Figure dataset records
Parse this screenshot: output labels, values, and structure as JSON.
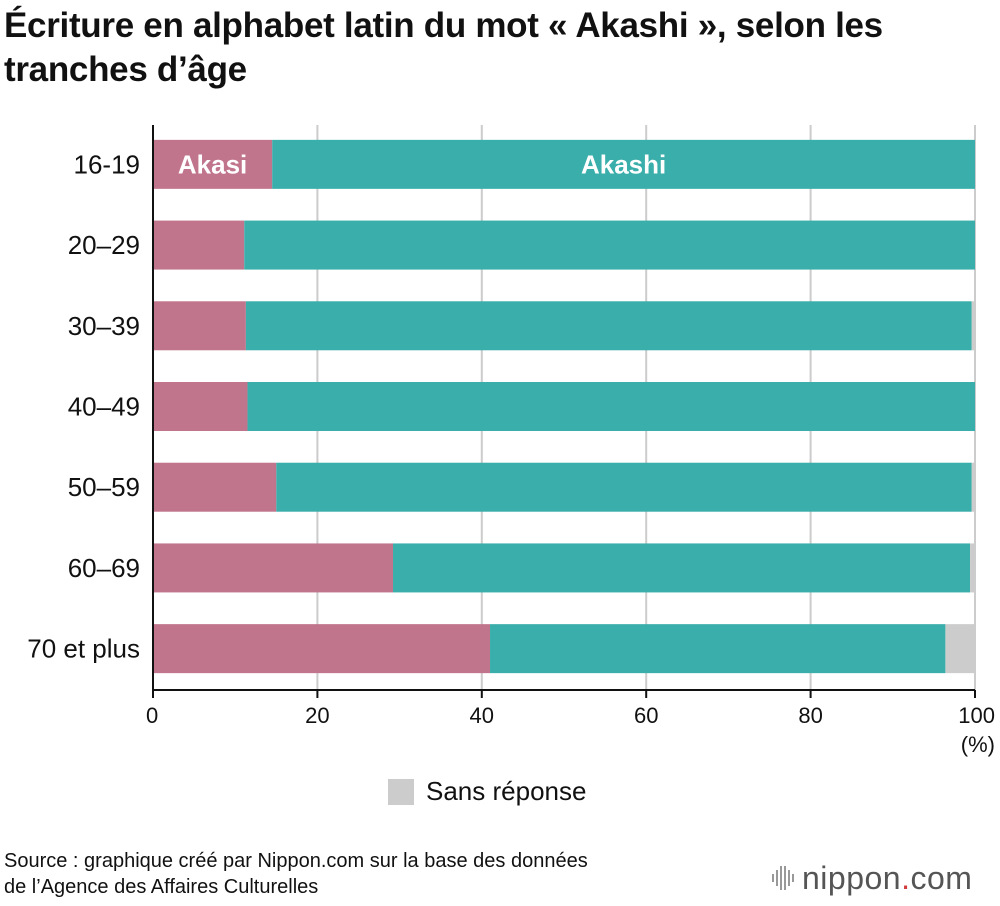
{
  "title": "Écriture en alphabet latin du mot « Akashi », selon les tranches d’âge",
  "colors": {
    "akasi": "#c0758c",
    "akashi": "#3aaeab",
    "sans_reponse": "#cccccc",
    "grid": "#cccccc"
  },
  "chart_data": {
    "type": "bar",
    "orientation": "horizontal",
    "stacked": true,
    "categories": [
      "16-19",
      "20–29",
      "30–39",
      "40–49",
      "50–59",
      "60–69",
      "70 et plus"
    ],
    "series": [
      {
        "name": "Akasi",
        "values": [
          14.5,
          11.1,
          11.3,
          11.5,
          15.0,
          29.2,
          41.0
        ]
      },
      {
        "name": "Akashi",
        "values": [
          85.5,
          88.9,
          88.3,
          88.5,
          84.6,
          70.2,
          55.4
        ]
      },
      {
        "name": "Sans réponse",
        "values": [
          0.0,
          0.0,
          0.4,
          0.0,
          0.4,
          0.6,
          3.6
        ]
      }
    ],
    "xlim": [
      0,
      100
    ],
    "xticks": [
      "0",
      "20",
      "40",
      "60",
      "80",
      "100"
    ],
    "xunit": "(%)",
    "grid": true
  },
  "legend": {
    "label": "Sans réponse"
  },
  "source": {
    "line1": "Source : graphique créé par Nippon.com sur la base des données",
    "line2": "de l’Agence des Affaires Culturelles"
  },
  "brand": {
    "name": "nippon",
    "dot": ".",
    "suffix": "com"
  }
}
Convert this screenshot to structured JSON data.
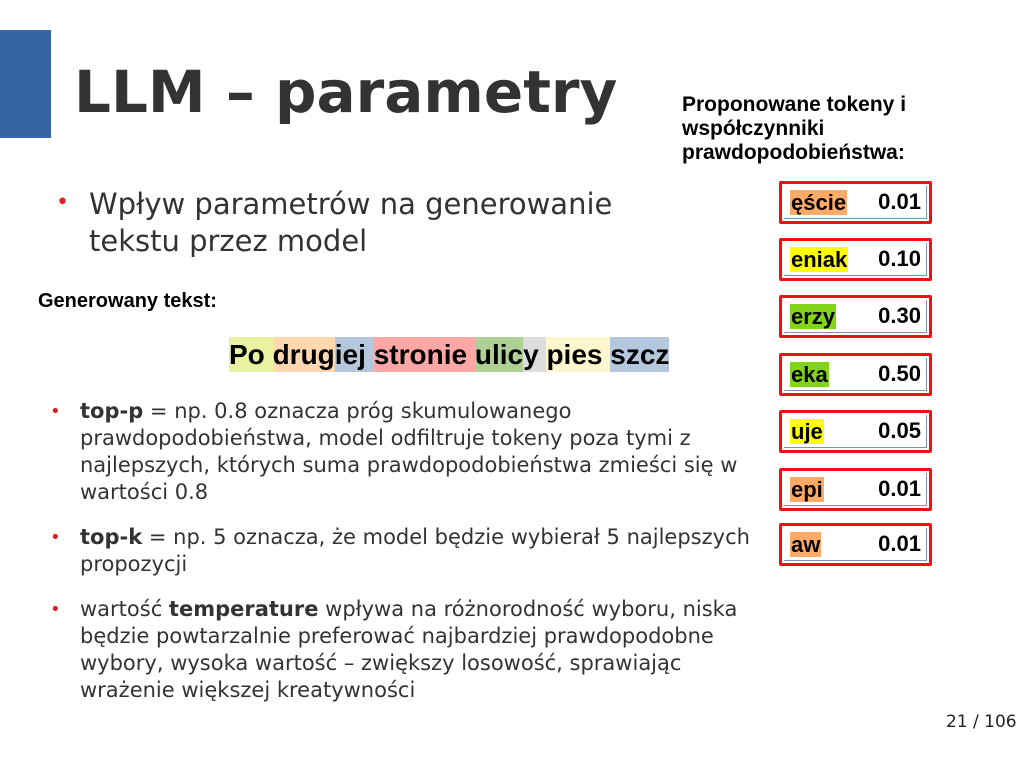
{
  "title": "LLM – parametry",
  "subtitle": "Wpływ parametrów na generowanie tekstu przez model",
  "generated_label": "Generowany tekst:",
  "generated_segments": [
    {
      "text": "Po ",
      "color": "#e8f2a1"
    },
    {
      "text": "drug",
      "color": "#ffd8b0"
    },
    {
      "text": "iej ",
      "color": "#b4c7dc"
    },
    {
      "text": "stronie ",
      "color": "#ffa6a6"
    },
    {
      "text": "ulic",
      "color": "#afd095"
    },
    {
      "text": "y ",
      "color": "#dddddd"
    },
    {
      "text": "pies ",
      "color": "#fff5ce"
    },
    {
      "text": "szcz",
      "color": "#b4c7dc"
    }
  ],
  "bullets": [
    {
      "bold": "top-p",
      "pre": "",
      "text": " = np. 0.8 oznacza próg skumulowanego prawdopodobieństwa, model odfiltruje tokeny poza tymi z najlepszych, których suma prawdopodobieństwa zmieści się w wartości 0.8"
    },
    {
      "bold": "top-k",
      "pre": "",
      "text": " = np. 5 oznacza, że model będzie wybierał 5 najlepszych propozycji"
    },
    {
      "pre": "wartość ",
      "bold": "temperature",
      "text": " wpływa na różnorodność wyboru, niska będzie powtarzalnie preferować najbardziej prawdopodobne wybory, wysoka wartość – zwiększy losowość, sprawiając wrażenie większej kreatywności"
    }
  ],
  "proposals_heading": "Proponowane tokeny i współczynniki prawdopodobieństwa:",
  "tokens": [
    {
      "token": "ęście",
      "prob": "0.01",
      "color": "#ffaa66"
    },
    {
      "token": "eniak",
      "prob": "0.10",
      "color": "#ffff00"
    },
    {
      "token": "erzy",
      "prob": "0.30",
      "color": "#81d41a"
    },
    {
      "token": "eka",
      "prob": "0.50",
      "color": "#81d41a"
    },
    {
      "token": "uje",
      "prob": "0.05",
      "color": "#ffff00"
    },
    {
      "token": "epi",
      "prob": "0.01",
      "color": "#ffaa66"
    },
    {
      "token": "aw",
      "prob": "0.01",
      "color": "#ffaa66"
    }
  ],
  "page_number": "21 / 106",
  "accent_color": "#3465a4"
}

= TASK TO CARRY OUT =
Identify and copy the lines holding the word "tokeny".

= RESULT BELOW =
      "text": " = np. 0.8 oznacza próg skumulowanego prawdopodobieństwa, model odfiltruje tokeny poza tymi z najlepszych, których suma prawdopodobieństwa zmieści się w wartości 0.8"
  "proposals_heading": "Proponowane tokeny i współczynniki prawdopodobieństwa:",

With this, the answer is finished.